** begin INFORMATION GIVEN **

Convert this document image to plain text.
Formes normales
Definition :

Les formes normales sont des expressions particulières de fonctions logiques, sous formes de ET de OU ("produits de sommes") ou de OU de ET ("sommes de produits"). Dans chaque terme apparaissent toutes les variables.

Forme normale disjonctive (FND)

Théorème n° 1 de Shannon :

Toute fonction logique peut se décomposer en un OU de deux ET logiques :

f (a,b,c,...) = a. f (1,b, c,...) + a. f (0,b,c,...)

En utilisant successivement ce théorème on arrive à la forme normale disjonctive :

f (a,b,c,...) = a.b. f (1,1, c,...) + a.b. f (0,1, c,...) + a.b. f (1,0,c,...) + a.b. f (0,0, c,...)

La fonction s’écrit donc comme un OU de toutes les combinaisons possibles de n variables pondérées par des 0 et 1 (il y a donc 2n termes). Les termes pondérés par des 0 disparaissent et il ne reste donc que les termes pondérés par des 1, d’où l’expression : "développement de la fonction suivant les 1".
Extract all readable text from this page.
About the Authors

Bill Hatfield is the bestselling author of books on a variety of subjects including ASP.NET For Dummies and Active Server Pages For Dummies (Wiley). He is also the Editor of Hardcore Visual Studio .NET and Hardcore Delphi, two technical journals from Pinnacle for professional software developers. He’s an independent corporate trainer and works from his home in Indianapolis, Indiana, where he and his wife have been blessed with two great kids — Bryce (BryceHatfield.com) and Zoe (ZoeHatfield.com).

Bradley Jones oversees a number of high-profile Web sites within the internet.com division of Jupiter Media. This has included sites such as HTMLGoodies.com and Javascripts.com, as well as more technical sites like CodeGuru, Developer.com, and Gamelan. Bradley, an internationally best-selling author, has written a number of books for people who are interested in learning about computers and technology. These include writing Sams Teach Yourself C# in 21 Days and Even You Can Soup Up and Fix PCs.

** end INFORMATION GIVEN **

WHAT IS REQUIRED: List each line of the entries that holds the string "from".

THE OUTPUT:
Extract all readable text from this page.
Bill Hatfield is the bestselling author of books on a variety of subjects including ASP.NET For Dummies and Active Server Pages For Dummies (Wiley). He is also the Editor of Hardcore Visual Studio .NET and Hardcore Delphi, two technical journals from Pinnacle for professional software developers. He’s an independent corporate trainer and works from his home in Indianapolis, Indiana, where he and his wife have been blessed with two great kids — Bryce (BryceHatfield.com) and Zoe (ZoeHatfield.com).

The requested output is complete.